EXERCISE DETAILS | Copy out all lines in the data below containing the string "节所述程序用磷酸对桩道进行酸蚀和冲洗处理".

DATA LISTING |
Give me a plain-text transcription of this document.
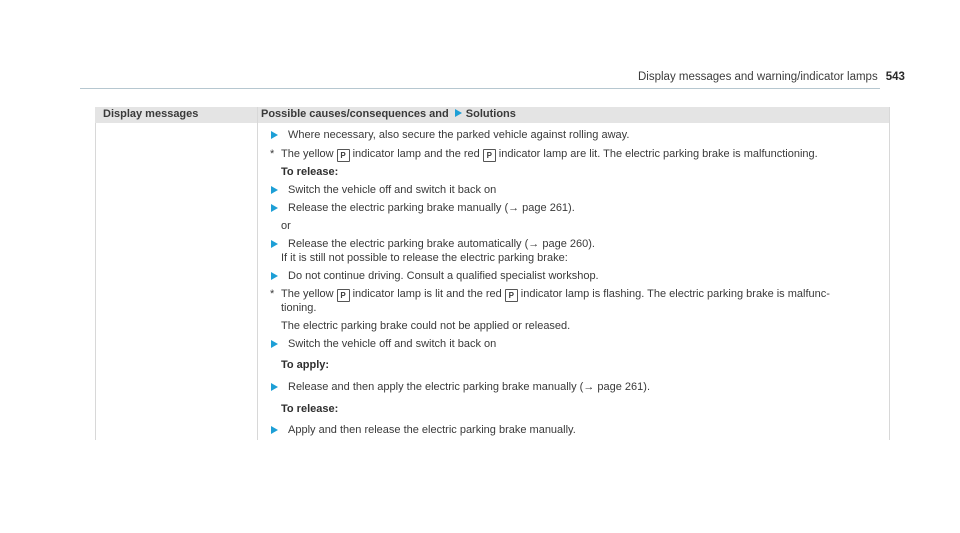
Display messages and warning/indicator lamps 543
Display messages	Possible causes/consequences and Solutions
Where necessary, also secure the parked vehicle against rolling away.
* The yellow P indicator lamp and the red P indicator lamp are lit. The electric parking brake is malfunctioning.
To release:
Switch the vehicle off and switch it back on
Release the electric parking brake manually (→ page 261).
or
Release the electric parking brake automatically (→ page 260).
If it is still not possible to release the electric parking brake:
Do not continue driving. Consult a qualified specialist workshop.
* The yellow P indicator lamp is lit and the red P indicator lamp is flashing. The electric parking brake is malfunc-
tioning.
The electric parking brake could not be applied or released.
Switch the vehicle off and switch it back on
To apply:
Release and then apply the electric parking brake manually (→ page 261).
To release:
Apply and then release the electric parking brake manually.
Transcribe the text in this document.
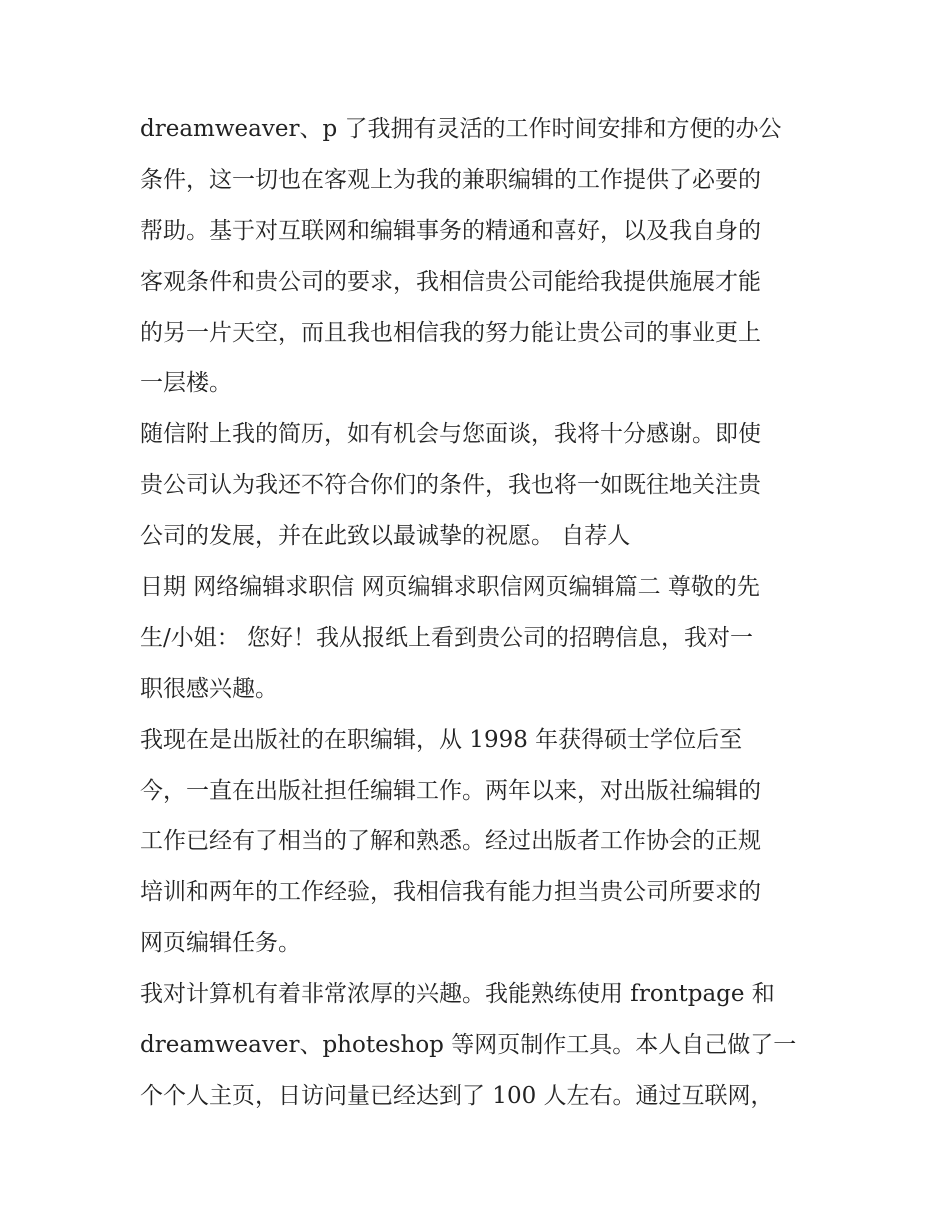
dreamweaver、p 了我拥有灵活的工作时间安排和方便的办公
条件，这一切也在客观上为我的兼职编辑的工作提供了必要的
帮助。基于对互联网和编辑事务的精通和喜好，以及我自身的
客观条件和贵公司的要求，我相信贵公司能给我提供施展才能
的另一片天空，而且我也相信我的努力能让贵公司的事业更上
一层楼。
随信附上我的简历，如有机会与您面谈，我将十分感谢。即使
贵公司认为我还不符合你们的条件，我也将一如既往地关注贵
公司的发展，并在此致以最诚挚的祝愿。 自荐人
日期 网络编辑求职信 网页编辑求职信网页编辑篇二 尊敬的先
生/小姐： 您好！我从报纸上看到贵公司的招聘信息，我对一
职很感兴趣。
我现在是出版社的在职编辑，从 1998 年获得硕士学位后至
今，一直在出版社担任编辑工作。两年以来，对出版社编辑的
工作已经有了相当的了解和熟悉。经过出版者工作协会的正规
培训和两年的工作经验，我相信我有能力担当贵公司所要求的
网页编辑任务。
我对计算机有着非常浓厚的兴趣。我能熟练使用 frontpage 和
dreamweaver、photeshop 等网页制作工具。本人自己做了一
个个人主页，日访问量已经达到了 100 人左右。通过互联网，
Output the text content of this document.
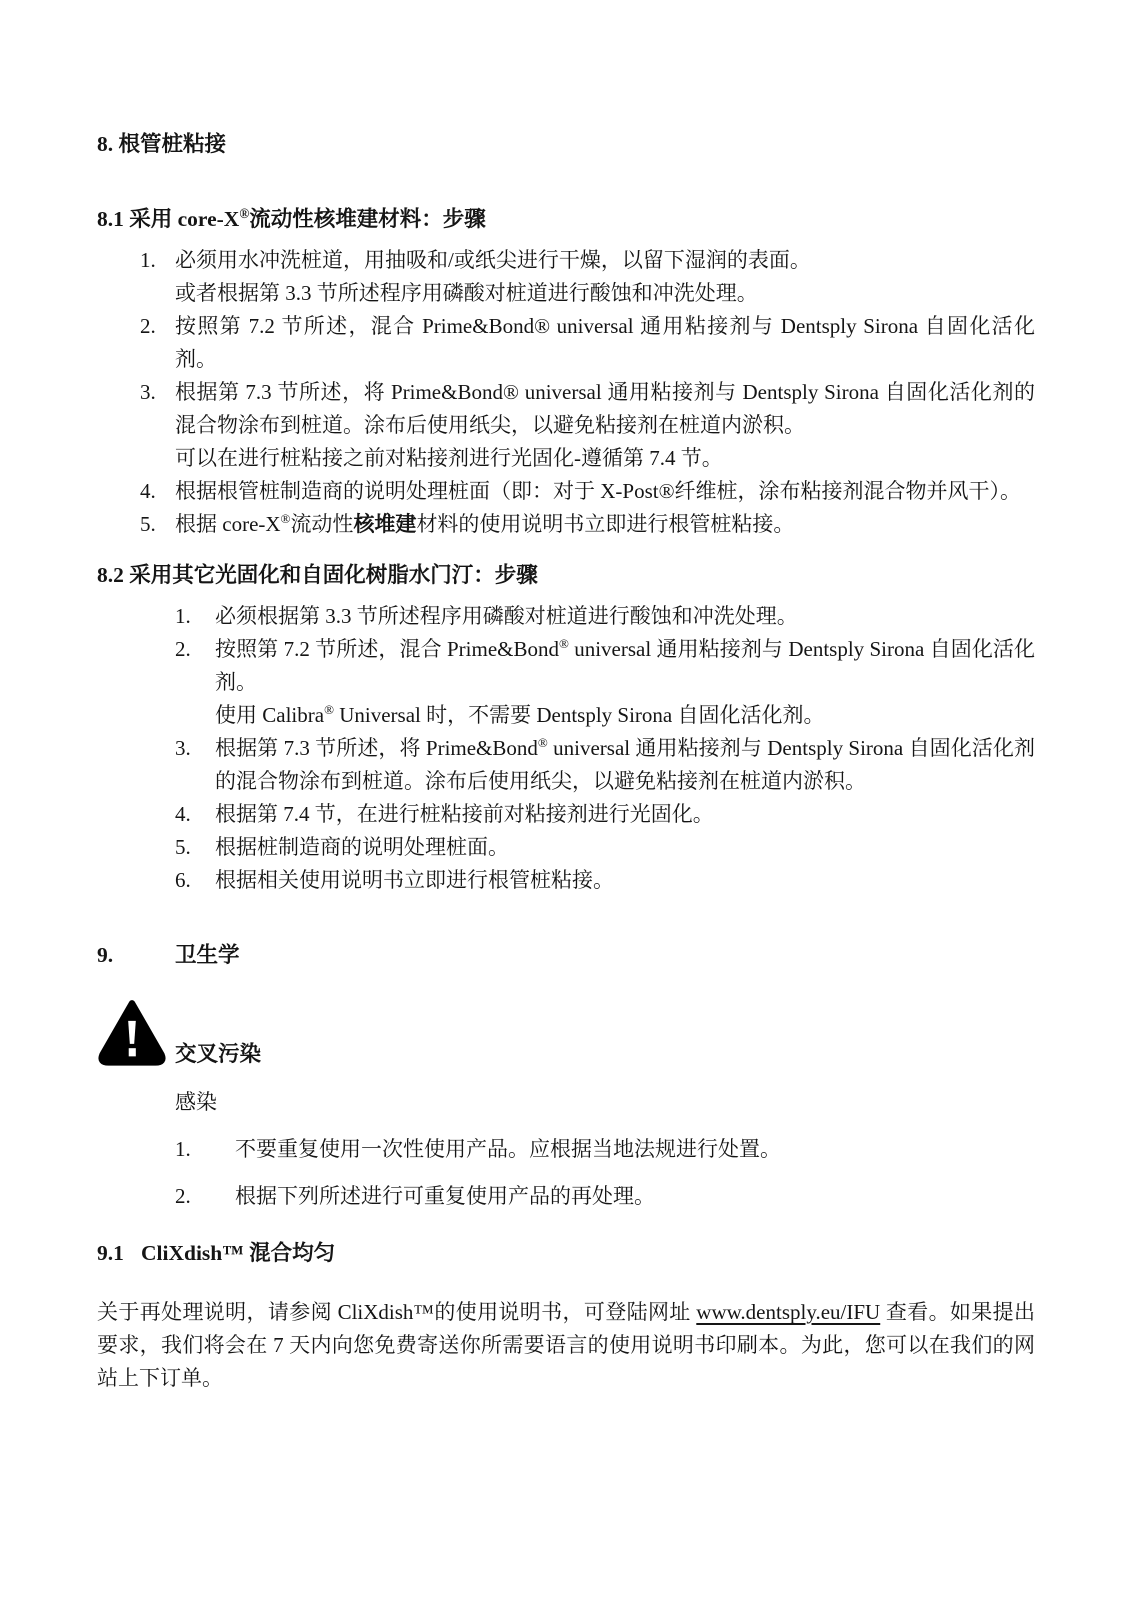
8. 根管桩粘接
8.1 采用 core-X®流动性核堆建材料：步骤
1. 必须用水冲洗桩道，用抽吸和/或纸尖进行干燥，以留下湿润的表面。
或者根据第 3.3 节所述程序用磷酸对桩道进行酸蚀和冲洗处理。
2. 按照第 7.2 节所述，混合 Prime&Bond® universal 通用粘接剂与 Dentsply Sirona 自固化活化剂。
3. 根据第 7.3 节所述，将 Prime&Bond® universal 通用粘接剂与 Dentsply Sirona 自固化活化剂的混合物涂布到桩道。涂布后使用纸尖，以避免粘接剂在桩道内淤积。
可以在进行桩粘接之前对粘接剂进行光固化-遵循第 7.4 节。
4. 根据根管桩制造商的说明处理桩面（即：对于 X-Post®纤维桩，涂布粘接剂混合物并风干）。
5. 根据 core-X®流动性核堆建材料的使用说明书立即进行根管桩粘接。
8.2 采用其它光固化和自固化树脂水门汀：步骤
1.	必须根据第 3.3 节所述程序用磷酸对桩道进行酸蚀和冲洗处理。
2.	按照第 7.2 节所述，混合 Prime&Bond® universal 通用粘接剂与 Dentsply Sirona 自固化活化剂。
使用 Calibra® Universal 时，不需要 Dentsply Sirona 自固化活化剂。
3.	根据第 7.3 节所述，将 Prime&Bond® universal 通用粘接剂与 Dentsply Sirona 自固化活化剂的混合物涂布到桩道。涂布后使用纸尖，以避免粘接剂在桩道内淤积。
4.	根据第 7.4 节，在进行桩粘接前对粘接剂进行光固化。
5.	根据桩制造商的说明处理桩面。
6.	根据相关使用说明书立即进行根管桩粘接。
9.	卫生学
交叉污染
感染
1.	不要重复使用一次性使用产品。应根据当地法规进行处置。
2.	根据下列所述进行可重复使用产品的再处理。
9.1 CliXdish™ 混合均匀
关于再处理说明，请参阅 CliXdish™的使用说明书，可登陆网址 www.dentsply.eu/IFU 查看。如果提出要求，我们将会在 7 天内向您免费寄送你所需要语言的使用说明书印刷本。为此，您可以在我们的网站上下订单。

FINISHED ANSWER |
或者根据第 3.3 节所述程序用磷酸对桩道进行酸蚀和冲洗处理。
1.	必须根据第 3.3 节所述程序用磷酸对桩道进行酸蚀和冲洗处理。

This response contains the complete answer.